Restate the records below word for word, and omit the images they hold.
[Start of Supplied entries]
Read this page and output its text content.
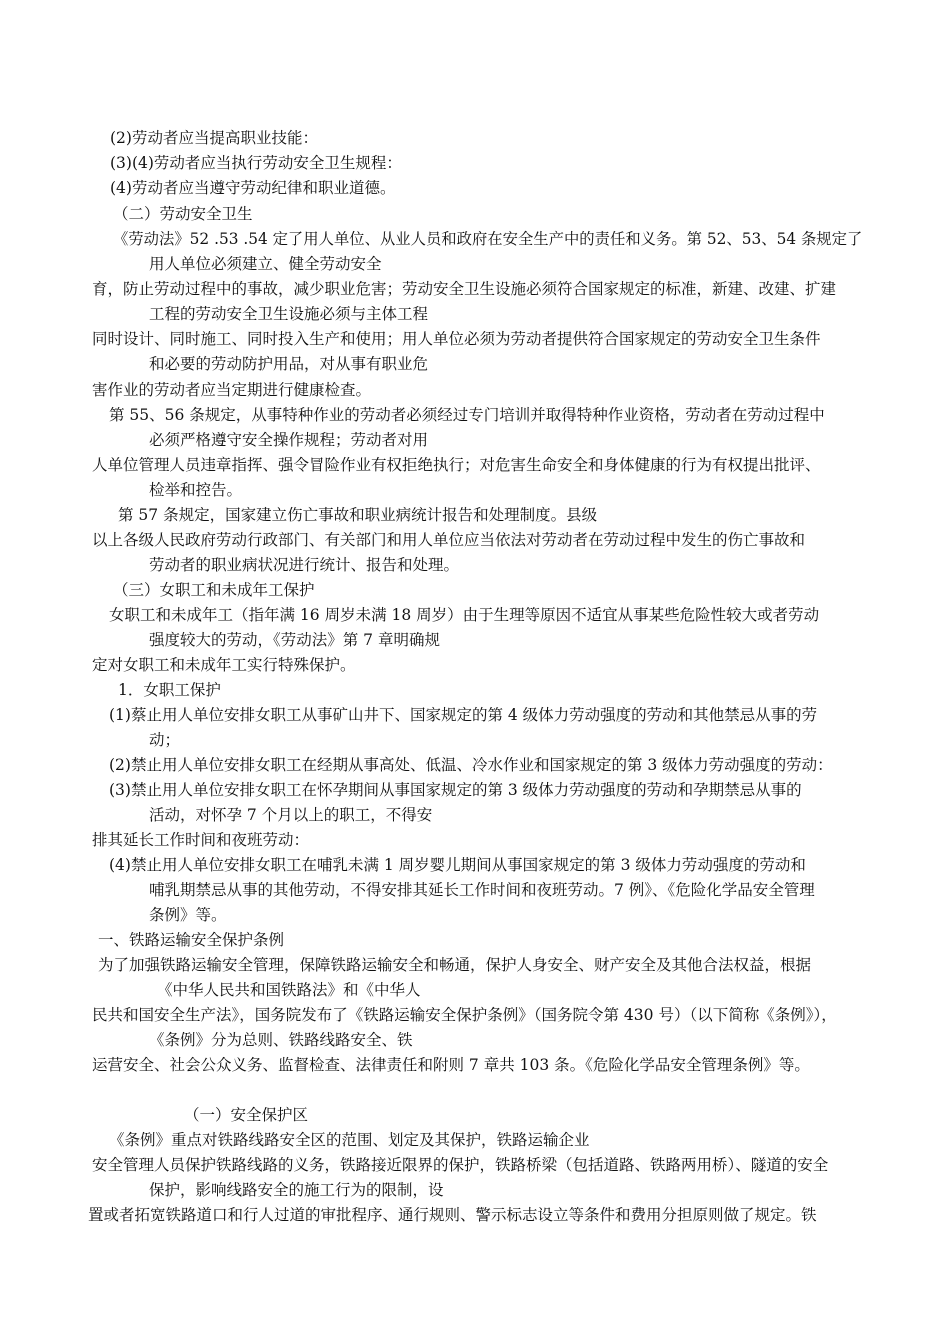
(2)劳动者应当提高职业技能：
(3)(4)劳动者应当执行劳动安全卫生规程：
(4)劳动者应当遵守劳动纪律和职业道德。
（二）劳动安全卫生
《劳动法》52 .53 .54 定了用人单位、从业人员和政府在安全生产中的责任和义务。第 52、53、54 条规定了
用人单位必须建立、健全劳动安全
育，防止劳动过程中的事故，减少职业危害；劳动安全卫生设施必须符合国家规定的标准，新建、改建、扩建
工程的劳动安全卫生设施必须与主体工程
同时设计、同时施工、同时投入生产和使用；用人单位必须为劳动者提供符合国家规定的劳动安全卫生条件
和必要的劳动防护用品，对从事有职业危
害作业的劳动者应当定期进行健康检查。
第 55、56 条规定，从事特种作业的劳动者必须经过专门培训并取得特种作业资格，劳动者在劳动过程中
必须严格遵守安全操作规程；劳动者对用
人单位管理人员违章指挥、强令冒险作业有权拒绝执行；对危害生命安全和身体健康的行为有权提出批评、
检举和控告。
第 57 条规定，国家建立伤亡事故和职业病统计报告和处理制度。县级
以上各级人民政府劳动行政部门、有关部门和用人单位应当依法对劳动者在劳动过程中发生的伤亡事故和
劳动者的职业病状况进行统计、报告和处理。
（三）女职工和未成年工保护
女职工和未成年工（指年满 16 周岁未满 18 周岁）由于生理等原因不适宜从事某些危险性较大或者劳动
强度较大的劳动，《劳动法》第 7 章明确规
定对女职工和未成年工实行特殊保护。
1．女职工保护
(1)蔡止用人单位安排女职工从事矿山井下、国家规定的第 4 级体力劳动强度的劳动和其他禁忌从事的劳
动；
(2)禁止用人单位安排女职工在经期从事高处、低温、冷水作业和国家规定的第 3 级体力劳动强度的劳动：
(3)禁止用人单位安排女职工在怀孕期间从事国家规定的第 3 级体力劳动强度的劳动和孕期禁忌从事的
活动，对怀孕 7 个月以上的职工，不得安
排其延长工作时间和夜班劳动：
(4)禁止用人单位安排女职工在哺乳未满 1 周岁婴儿期间从事国家规定的第 3 级体力劳动强度的劳动和
哺乳期禁忌从事的其他劳动，不得安排其延长工作时间和夜班劳动。7 例》、《危险化学品安全管理
条例》等。
一、铁路运输安全保护条例
为了加强铁路运输安全管理，保障铁路运输安全和畅通，保护人身安全、财产安全及其他合法权益，根据
《中华人民共和国铁路法》和《中华人
民共和国安全生产法》，国务院发布了《铁路运输安全保护条例》（国务院令第 430 号）（以下简称《条例》），
《条例》分为总则、铁路线路安全、铁
运营安全、社会公众义务、监督检查、法律责任和附则 7 章共 103 条。《危险化学品安全管理条例》等。
（一）安全保护区
《条例》重点对铁路线路安全区的范围、划定及其保护，铁路运输企业
安全管理人员保护铁路线路的义务，铁路接近限界的保护，铁路桥梁（包括道路、铁路两用桥）、隧道的安全
保护，影响线路安全的施工行为的限制，设
置或者拓宽铁路道口和行人过道的审批程序、通行规则、警示标志设立等条件和费用分担原则做了规定。铁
[End of Supplied entries]
Problem solution
Read this page and output its text content.
(2)劳动者应当提高职业技能：
(3)(4)劳动者应当执行劳动安全卫生规程：
(4)劳动者应当遵守劳动纪律和职业道德。
（二）劳动安全卫生
《劳动法》52 .53 .54 定了用人单位、从业人员和政府在安全生产中的责任和义务。第 52、53、54 条规定了
用人单位必须建立、健全劳动安全
育，防止劳动过程中的事故，减少职业危害；劳动安全卫生设施必须符合国家规定的标准，新建、改建、扩建
工程的劳动安全卫生设施必须与主体工程
同时设计、同时施工、同时投入生产和使用；用人单位必须为劳动者提供符合国家规定的劳动安全卫生条件
和必要的劳动防护用品，对从事有职业危
害作业的劳动者应当定期进行健康检查。
第 55、56 条规定，从事特种作业的劳动者必须经过专门培训并取得特种作业资格，劳动者在劳动过程中
必须严格遵守安全操作规程；劳动者对用
人单位管理人员违章指挥、强令冒险作业有权拒绝执行；对危害生命安全和身体健康的行为有权提出批评、
检举和控告。
第 57 条规定，国家建立伤亡事故和职业病统计报告和处理制度。县级
以上各级人民政府劳动行政部门、有关部门和用人单位应当依法对劳动者在劳动过程中发生的伤亡事故和
劳动者的职业病状况进行统计、报告和处理。
（三）女职工和未成年工保护
女职工和未成年工（指年满 16 周岁未满 18 周岁）由于生理等原因不适宜从事某些危险性较大或者劳动
强度较大的劳动，《劳动法》第 7 章明确规
定对女职工和未成年工实行特殊保护。
1．女职工保护
(1)蔡止用人单位安排女职工从事矿山井下、国家规定的第 4 级体力劳动强度的劳动和其他禁忌从事的劳
动；
(2)禁止用人单位安排女职工在经期从事高处、低温、冷水作业和国家规定的第 3 级体力劳动强度的劳动：
(3)禁止用人单位安排女职工在怀孕期间从事国家规定的第 3 级体力劳动强度的劳动和孕期禁忌从事的
活动，对怀孕 7 个月以上的职工，不得安
排其延长工作时间和夜班劳动：
(4)禁止用人单位安排女职工在哺乳未满 1 周岁婴儿期间从事国家规定的第 3 级体力劳动强度的劳动和
哺乳期禁忌从事的其他劳动，不得安排其延长工作时间和夜班劳动。7 例》、《危险化学品安全管理
条例》等。
一、铁路运输安全保护条例
为了加强铁路运输安全管理，保障铁路运输安全和畅通，保护人身安全、财产安全及其他合法权益，根据
《中华人民共和国铁路法》和《中华人
民共和国安全生产法》，国务院发布了《铁路运输安全保护条例》（国务院令第 430 号）（以下简称《条例》），
《条例》分为总则、铁路线路安全、铁
运营安全、社会公众义务、监督检查、法律责任和附则 7 章共 103 条。《危险化学品安全管理条例》等。
（一）安全保护区
《条例》重点对铁路线路安全区的范围、划定及其保护，铁路运输企业
安全管理人员保护铁路线路的义务，铁路接近限界的保护，铁路桥梁（包括道路、铁路两用桥）、隧道的安全
保护，影响线路安全的施工行为的限制，设
置或者拓宽铁路道口和行人过道的审批程序、通行规则、警示标志设立等条件和费用分担原则做了规定。铁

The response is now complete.